## GIVEN EXERCISE
Retype the material that follows, keeping every word as it is.

## RECORDS FOR PROCESSING
======
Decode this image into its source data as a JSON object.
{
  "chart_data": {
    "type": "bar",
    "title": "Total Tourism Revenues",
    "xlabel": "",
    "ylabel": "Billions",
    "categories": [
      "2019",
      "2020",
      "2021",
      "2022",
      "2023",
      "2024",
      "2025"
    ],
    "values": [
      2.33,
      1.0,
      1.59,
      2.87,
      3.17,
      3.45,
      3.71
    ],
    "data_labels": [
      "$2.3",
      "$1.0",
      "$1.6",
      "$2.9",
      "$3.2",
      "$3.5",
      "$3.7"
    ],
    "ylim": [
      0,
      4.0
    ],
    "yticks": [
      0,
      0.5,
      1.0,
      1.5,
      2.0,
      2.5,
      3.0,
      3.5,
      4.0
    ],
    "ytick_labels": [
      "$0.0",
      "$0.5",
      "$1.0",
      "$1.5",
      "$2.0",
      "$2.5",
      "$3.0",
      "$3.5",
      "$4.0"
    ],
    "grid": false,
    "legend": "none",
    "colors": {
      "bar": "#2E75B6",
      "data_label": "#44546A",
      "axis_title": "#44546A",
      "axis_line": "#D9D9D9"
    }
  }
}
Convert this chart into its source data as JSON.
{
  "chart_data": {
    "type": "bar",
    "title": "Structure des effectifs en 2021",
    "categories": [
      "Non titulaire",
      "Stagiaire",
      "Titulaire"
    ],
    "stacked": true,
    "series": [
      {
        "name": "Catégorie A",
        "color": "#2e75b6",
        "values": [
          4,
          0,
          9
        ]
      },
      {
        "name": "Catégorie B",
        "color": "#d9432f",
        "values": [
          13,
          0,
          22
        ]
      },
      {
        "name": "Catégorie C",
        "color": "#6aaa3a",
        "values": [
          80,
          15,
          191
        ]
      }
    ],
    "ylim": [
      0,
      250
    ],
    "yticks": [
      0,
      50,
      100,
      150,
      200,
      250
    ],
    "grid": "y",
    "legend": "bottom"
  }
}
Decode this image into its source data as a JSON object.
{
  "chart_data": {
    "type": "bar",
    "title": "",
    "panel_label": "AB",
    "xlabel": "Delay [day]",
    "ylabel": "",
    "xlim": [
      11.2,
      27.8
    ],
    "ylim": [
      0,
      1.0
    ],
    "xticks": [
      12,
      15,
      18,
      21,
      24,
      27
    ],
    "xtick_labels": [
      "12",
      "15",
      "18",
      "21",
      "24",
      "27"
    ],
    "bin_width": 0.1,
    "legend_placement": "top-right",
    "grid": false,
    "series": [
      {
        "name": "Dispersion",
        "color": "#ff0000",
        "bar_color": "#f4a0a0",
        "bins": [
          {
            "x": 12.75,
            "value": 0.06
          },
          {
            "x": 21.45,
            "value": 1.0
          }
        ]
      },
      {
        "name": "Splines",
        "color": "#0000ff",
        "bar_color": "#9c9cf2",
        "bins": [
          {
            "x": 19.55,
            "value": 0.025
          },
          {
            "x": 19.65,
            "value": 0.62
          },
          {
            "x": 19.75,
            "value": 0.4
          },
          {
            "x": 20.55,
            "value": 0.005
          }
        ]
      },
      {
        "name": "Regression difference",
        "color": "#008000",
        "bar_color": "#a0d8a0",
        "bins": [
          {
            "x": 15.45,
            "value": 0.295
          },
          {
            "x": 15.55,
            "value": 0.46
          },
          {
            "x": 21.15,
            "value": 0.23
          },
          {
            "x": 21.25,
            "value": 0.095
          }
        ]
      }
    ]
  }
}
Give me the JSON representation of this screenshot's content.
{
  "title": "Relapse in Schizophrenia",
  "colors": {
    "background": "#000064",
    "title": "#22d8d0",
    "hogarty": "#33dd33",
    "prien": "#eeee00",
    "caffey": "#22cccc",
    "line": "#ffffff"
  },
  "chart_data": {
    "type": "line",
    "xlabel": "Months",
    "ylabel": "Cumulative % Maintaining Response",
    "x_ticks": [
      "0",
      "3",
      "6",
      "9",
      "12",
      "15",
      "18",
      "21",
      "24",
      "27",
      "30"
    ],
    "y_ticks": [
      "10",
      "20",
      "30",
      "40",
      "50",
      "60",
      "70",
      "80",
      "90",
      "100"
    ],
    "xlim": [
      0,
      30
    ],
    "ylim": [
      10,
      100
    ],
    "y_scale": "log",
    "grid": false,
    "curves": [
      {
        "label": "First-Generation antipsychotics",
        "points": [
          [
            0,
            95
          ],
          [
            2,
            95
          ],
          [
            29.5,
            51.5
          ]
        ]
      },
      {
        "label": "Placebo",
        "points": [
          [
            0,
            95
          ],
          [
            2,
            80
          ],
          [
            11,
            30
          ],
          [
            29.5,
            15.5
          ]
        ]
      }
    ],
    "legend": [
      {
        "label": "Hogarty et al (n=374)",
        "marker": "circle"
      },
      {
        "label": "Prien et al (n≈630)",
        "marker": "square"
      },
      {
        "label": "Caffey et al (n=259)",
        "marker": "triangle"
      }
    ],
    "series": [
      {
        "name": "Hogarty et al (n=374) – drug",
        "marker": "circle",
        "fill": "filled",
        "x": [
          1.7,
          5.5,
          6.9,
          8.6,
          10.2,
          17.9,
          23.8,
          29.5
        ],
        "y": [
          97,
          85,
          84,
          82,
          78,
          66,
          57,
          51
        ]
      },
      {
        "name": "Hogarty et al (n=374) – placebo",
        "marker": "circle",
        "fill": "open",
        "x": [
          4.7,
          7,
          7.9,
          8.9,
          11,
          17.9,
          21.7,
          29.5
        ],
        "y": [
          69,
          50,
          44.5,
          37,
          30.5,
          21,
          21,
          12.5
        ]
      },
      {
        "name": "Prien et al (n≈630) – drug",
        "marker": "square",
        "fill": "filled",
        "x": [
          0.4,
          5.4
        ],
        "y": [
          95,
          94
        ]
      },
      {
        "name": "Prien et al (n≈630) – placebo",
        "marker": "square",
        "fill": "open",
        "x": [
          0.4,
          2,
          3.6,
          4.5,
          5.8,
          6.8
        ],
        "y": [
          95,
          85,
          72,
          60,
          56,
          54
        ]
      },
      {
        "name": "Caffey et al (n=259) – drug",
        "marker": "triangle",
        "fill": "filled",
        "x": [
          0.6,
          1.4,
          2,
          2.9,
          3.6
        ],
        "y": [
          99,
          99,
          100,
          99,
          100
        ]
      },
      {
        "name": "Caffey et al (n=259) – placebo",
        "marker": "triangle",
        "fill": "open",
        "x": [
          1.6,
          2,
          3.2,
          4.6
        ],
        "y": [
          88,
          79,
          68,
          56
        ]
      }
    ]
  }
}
======
## EXPECTED OUTPUT
Decode this image into its source data as a JSON object.
{
  "chart_data": {
    "type": "bar",
    "title": "Total Tourism Revenues",
    "xlabel": "",
    "ylabel": "Billions",
    "categories": [
      "2019",
      "2020",
      "2021",
      "2022",
      "2023",
      "2024",
      "2025"
    ],
    "values": [
      2.33,
      1.0,
      1.59,
      2.87,
      3.17,
      3.45,
      3.71
    ],
    "data_labels": [
      "$2.3",
      "$1.0",
      "$1.6",
      "$2.9",
      "$3.2",
      "$3.5",
      "$3.7"
    ],
    "ylim": [
      0,
      4.0
    ],
    "yticks": [
      0,
      0.5,
      1.0,
      1.5,
      2.0,
      2.5,
      3.0,
      3.5,
      4.0
    ],
    "ytick_labels": [
      "$0.0",
      "$0.5",
      "$1.0",
      "$1.5",
      "$2.0",
      "$2.5",
      "$3.0",
      "$3.5",
      "$4.0"
    ],
    "grid": false,
    "legend": "none",
    "colors": {
      "bar": "#2E75B6",
      "data_label": "#44546A",
      "axis_title": "#44546A",
      "axis_line": "#D9D9D9"
    }
  }
}
Convert this chart into its source data as JSON.
{
  "chart_data": {
    "type": "bar",
    "title": "Structure des effectifs en 2021",
    "categories": [
      "Non titulaire",
      "Stagiaire",
      "Titulaire"
    ],
    "stacked": true,
    "series": [
      {
        "name": "Catégorie A",
        "color": "#2e75b6",
        "values": [
          4,
          0,
          9
        ]
      },
      {
        "name": "Catégorie B",
        "color": "#d9432f",
        "values": [
          13,
          0,
          22
        ]
      },
      {
        "name": "Catégorie C",
        "color": "#6aaa3a",
        "values": [
          80,
          15,
          191
        ]
      }
    ],
    "ylim": [
      0,
      250
    ],
    "yticks": [
      0,
      50,
      100,
      150,
      200,
      250
    ],
    "grid": "y",
    "legend": "bottom"
  }
}
Decode this image into its source data as a JSON object.
{
  "chart_data": {
    "type": "bar",
    "title": "",
    "panel_label": "AB",
    "xlabel": "Delay [day]",
    "ylabel": "",
    "xlim": [
      11.2,
      27.8
    ],
    "ylim": [
      0,
      1.0
    ],
    "xticks": [
      12,
      15,
      18,
      21,
      24,
      27
    ],
    "xtick_labels": [
      "12",
      "15",
      "18",
      "21",
      "24",
      "27"
    ],
    "bin_width": 0.1,
    "legend_placement": "top-right",
    "grid": false,
    "series": [
      {
        "name": "Dispersion",
        "color": "#ff0000",
        "bar_color": "#f4a0a0",
        "bins": [
          {
            "x": 12.75,
            "value": 0.06
          },
          {
            "x": 21.45,
            "value": 1.0
          }
        ]
      },
      {
        "name": "Splines",
        "color": "#0000ff",
        "bar_color": "#9c9cf2",
        "bins": [
          {
            "x": 19.55,
            "value": 0.025
          },
          {
            "x": 19.65,
            "value": 0.62
          },
          {
            "x": 19.75,
            "value": 0.4
          },
          {
            "x": 20.55,
            "value": 0.005
          }
        ]
      },
      {
        "name": "Regression difference",
        "color": "#008000",
        "bar_color": "#a0d8a0",
        "bins": [
          {
            "x": 15.45,
            "value": 0.295
          },
          {
            "x": 15.55,
            "value": 0.46
          },
          {
            "x": 21.15,
            "value": 0.23
          },
          {
            "x": 21.25,
            "value": 0.095
          }
        ]
      }
    ]
  }
}
Give me the JSON representation of this screenshot's content.
{
  "title": "Relapse in Schizophrenia",
  "colors": {
    "background": "#000064",
    "title": "#22d8d0",
    "hogarty": "#33dd33",
    "prien": "#eeee00",
    "caffey": "#22cccc",
    "line": "#ffffff"
  },
  "chart_data": {
    "type": "line",
    "xlabel": "Months",
    "ylabel": "Cumulative % Maintaining Response",
    "x_ticks": [
      "0",
      "3",
      "6",
      "9",
      "12",
      "15",
      "18",
      "21",
      "24",
      "27",
      "30"
    ],
    "y_ticks": [
      "10",
      "20",
      "30",
      "40",
      "50",
      "60",
      "70",
      "80",
      "90",
      "100"
    ],
    "xlim": [
      0,
      30
    ],
    "ylim": [
      10,
      100
    ],
    "y_scale": "log",
    "grid": false,
    "curves": [
      {
        "label": "First-Generation antipsychotics",
        "points": [
          [
            0,
            95
          ],
          [
            2,
            95
          ],
          [
            29.5,
            51.5
          ]
        ]
      },
      {
        "label": "Placebo",
        "points": [
          [
            0,
            95
          ],
          [
            2,
            80
          ],
          [
            11,
            30
          ],
          [
            29.5,
            15.5
          ]
        ]
      }
    ],
    "legend": [
      {
        "label": "Hogarty et al (n=374)",
        "marker": "circle"
      },
      {
        "label": "Prien et al (n≈630)",
        "marker": "square"
      },
      {
        "label": "Caffey et al (n=259)",
        "marker": "triangle"
      }
    ],
    "series": [
      {
        "name": "Hogarty et al (n=374) – drug",
        "marker": "circle",
        "fill": "filled",
        "x": [
          1.7,
          5.5,
          6.9,
          8.6,
          10.2,
          17.9,
          23.8,
          29.5
        ],
        "y": [
          97,
          85,
          84,
          82,
          78,
          66,
          57,
          51
        ]
      },
      {
        "name": "Hogarty et al (n=374) – placebo",
        "marker": "circle",
        "fill": "open",
        "x": [
          4.7,
          7,
          7.9,
          8.9,
          11,
          17.9,
          21.7,
          29.5
        ],
        "y": [
          69,
          50,
          44.5,
          37,
          30.5,
          21,
          21,
          12.5
        ]
      },
      {
        "name": "Prien et al (n≈630) – drug",
        "marker": "square",
        "fill": "filled",
        "x": [
          0.4,
          5.4
        ],
        "y": [
          95,
          94
        ]
      },
      {
        "name": "Prien et al (n≈630) – placebo",
        "marker": "square",
        "fill": "open",
        "x": [
          0.4,
          2,
          3.6,
          4.5,
          5.8,
          6.8
        ],
        "y": [
          95,
          85,
          72,
          60,
          56,
          54
        ]
      },
      {
        "name": "Caffey et al (n=259) – drug",
        "marker": "triangle",
        "fill": "filled",
        "x": [
          0.6,
          1.4,
          2,
          2.9,
          3.6
        ],
        "y": [
          99,
          99,
          100,
          99,
          100
        ]
      },
      {
        "name": "Caffey et al (n=259) – placebo",
        "marker": "triangle",
        "fill": "open",
        "x": [
          1.6,
          2,
          3.2,
          4.6
        ],
        "y": [
          88,
          79,
          68,
          56
        ]
      }
    ]
  }
}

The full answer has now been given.